What number of lines hold the word "value"? State that number and nothing besides.
☆ ☆ ☆ ☆ ☆ ☆ ☆
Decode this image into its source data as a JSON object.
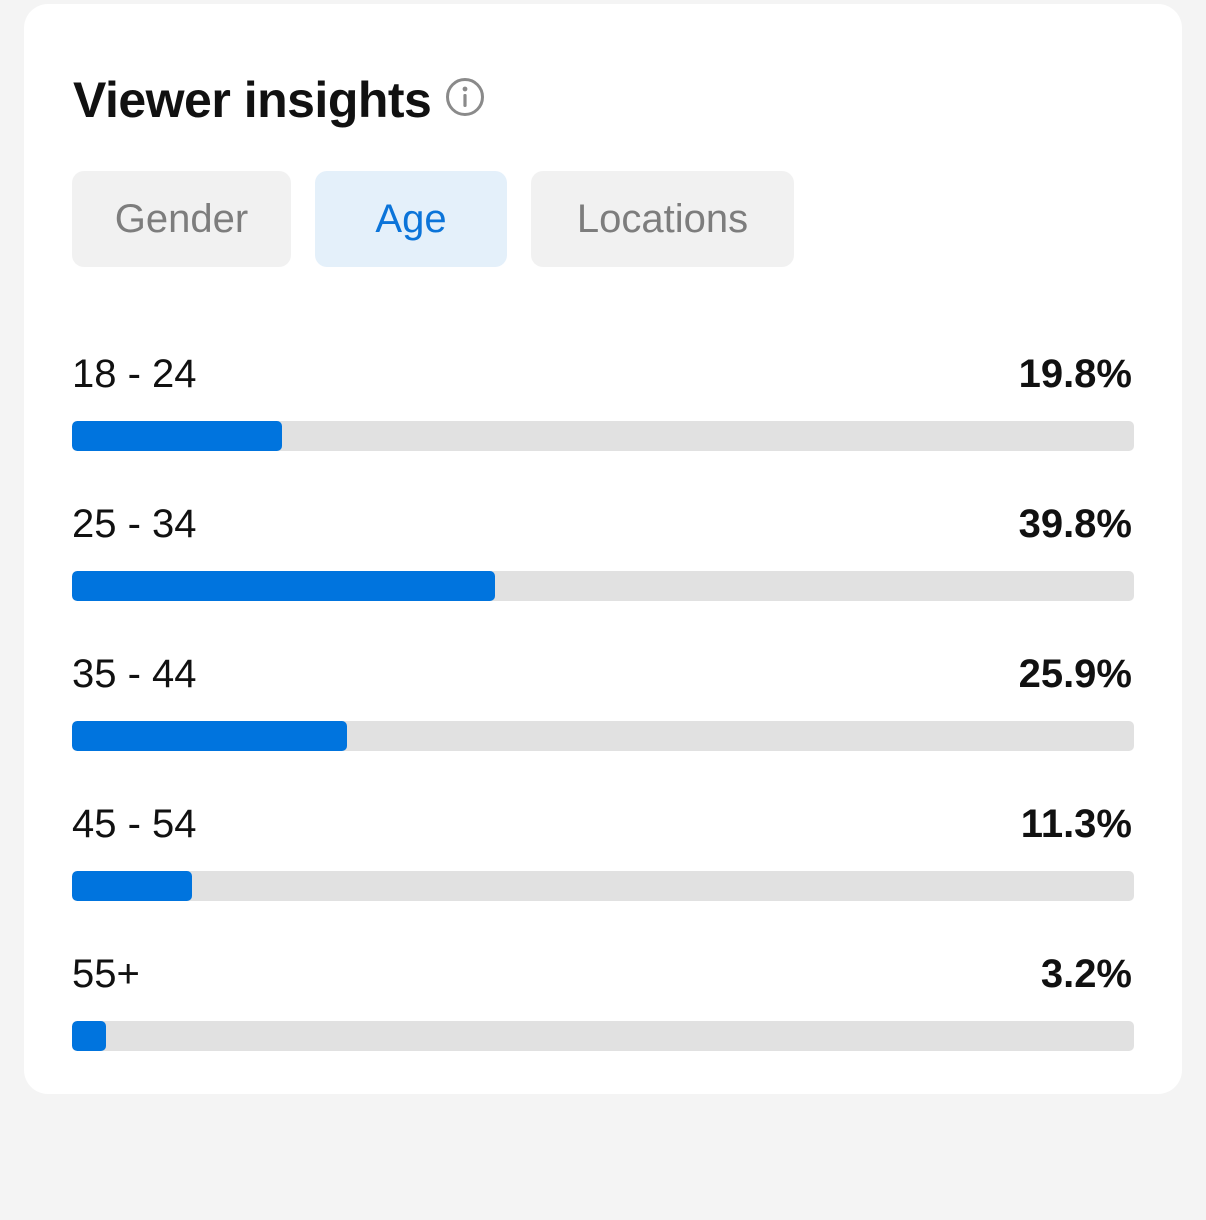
{
  "header": {
    "title": "Viewer insights"
  },
  "tabs": [
    {
      "label": "Gender",
      "selected": false
    },
    {
      "label": "Age",
      "selected": true
    },
    {
      "label": "Locations",
      "selected": false
    }
  ],
  "age_groups": [
    {
      "label": "18 - 24",
      "value": "19.8%",
      "fraction": 0.198
    },
    {
      "label": "25 - 34",
      "value": "39.8%",
      "fraction": 0.398
    },
    {
      "label": "35 - 44",
      "value": "25.9%",
      "fraction": 0.259
    },
    {
      "label": "45 - 54",
      "value": "11.3%",
      "fraction": 0.113
    },
    {
      "label": "55+",
      "value": "3.2%",
      "fraction": 0.032
    }
  ],
  "colors": {
    "accent": "#0074de",
    "track": "#e1e1e1",
    "selected_tab_bg": "#e4f0fa",
    "tab_bg": "#f1f1f1"
  }
}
☆ ☆ ☆ ☆ ☆ ☆ ☆
**Response to this exercise**
5